| READING TEXT |
Federal courts in the past have adjudicated disputes arising out of Puerto Rico's electoral laws and procedures. See, e.g., Rodriguez v. Popular Democratic Party, 457 U.S. 1, 102 S. Ct. 2194, 72 L. Ed. 2d 628 (1982); Partido Nuevo Progresista v. Barreto Perez, 639 F.2d 825 (1st Cir.1980), cert. denied, 451 U.S. 985, 101 S. Ct. 2318, 68 L. Ed. 2d 842 (1981); Torres-Torres v. Commission Estatal de Elecciones de Puerto Rico, 700 F. Supp. 613 (D.P.R.1988); Partido Nuevo Progresista v. Hernandez Colon, 415 F. Supp. 475 (D.P.R.1976). In addition to their other claims, plaintiffs also allege that the timing of the referendum works a disenfranchisement on certain voters, and that Acts 85 and 86 violate their First, Fifth, and Fourteenth Amendment rights. Plaintiffs raise in their complaint both constitutional issues and questions pertaining to federal statutes. A federal question is present, and this Court therefore *651 has jurisdiction under 28 U.S.C. sec. 1331.

[Listings of boxed layout items]
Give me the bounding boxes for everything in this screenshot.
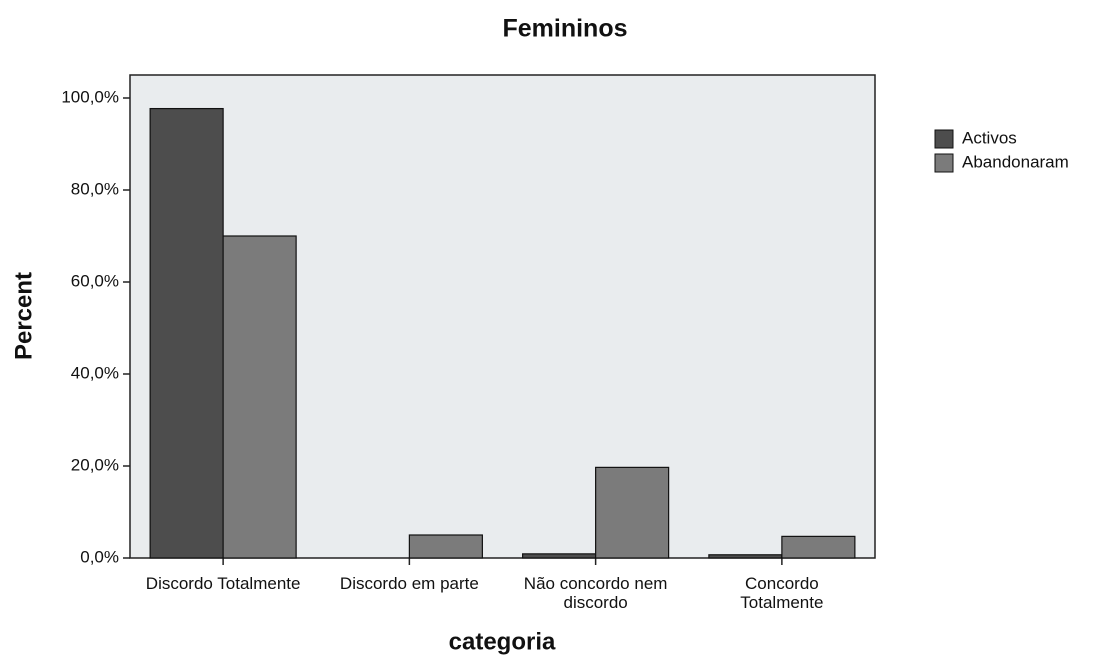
- bar: [149, 107, 224, 559]
- bar: [222, 235, 297, 559]
- bar: [522, 553, 597, 559]
- x-tick-label: Discordo em parte: [339, 574, 479, 593]
- y-tick-label: 60,0%: [71, 271, 119, 290]
- y-tick-label: 100,0%: [61, 87, 119, 106]
- y-axis-label: Percent: [10, 272, 37, 360]
- y-tick-label: 0,0%: [80, 547, 119, 566]
- y-tick-label: 80,0%: [71, 179, 119, 198]
- x-tick-label: Discordo Totalmente: [145, 574, 301, 593]
- legend-label: Abandonaram: [962, 152, 1069, 171]
- bar: [595, 466, 670, 559]
- legend-swatch: [934, 153, 954, 173]
- legend-swatch: [934, 129, 954, 149]
- bar: [781, 535, 856, 559]
- chart-title: Femininos: [502, 15, 627, 43]
- y-tick-label: 20,0%: [71, 455, 119, 474]
- x-tick-label: Concordo Totalmente: [740, 574, 824, 612]
- x-axis-label: categoria: [449, 628, 556, 655]
- bar: [708, 554, 783, 559]
- legend-label: Activos: [962, 128, 1017, 147]
- y-tick-label: 40,0%: [71, 363, 119, 382]
- x-tick-label: Não concordo nem discordo: [523, 574, 668, 612]
- bar: [408, 534, 483, 559]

| GIVEN PROBLEM 1 |
Using the court excerpt on federal jurisdiction, decide whether each statement agrees with it: (a) The plaintiffs claim that Acts 85 and 86 violate their First, Fifth, and Fourteenth Amendment rights. (b) The complaint raises only constitutional issues. (c) The Court finds its jurisdiction under 28 U.S.C. sec. 1331. Answer each with yes or no and quote the exact words of the excerpt that decide it.
| GIVEN PROBLEM 2 |
Answer these questions from the court excerpt on federal jurisdiction:
(a) In what year was Rodriguez v. Popular Democratic Party decided?
(b) Which court decided Partido Nuevo Progresista v. Barreto Perez, and in what year?
(c) What do the plaintiffs allege the timing of the referendum does?

| TASK SOLUTION 1 |
(a) Yes: "Acts 85 and 86 violate their First, Fifth, and Fourteenth Amendment rights"
(b) No: "Plaintiffs raise in their complaint both constitutional issues and questions pertaining to federal statutes"
(c) Yes: "has jurisdiction under 28 U.S.C. sec. 1331"

| TASK SOLUTION 2 |
(a) 1982.
(b) The 1st Circuit, in 1980.
(c) It works a disenfranchisement on certain voters.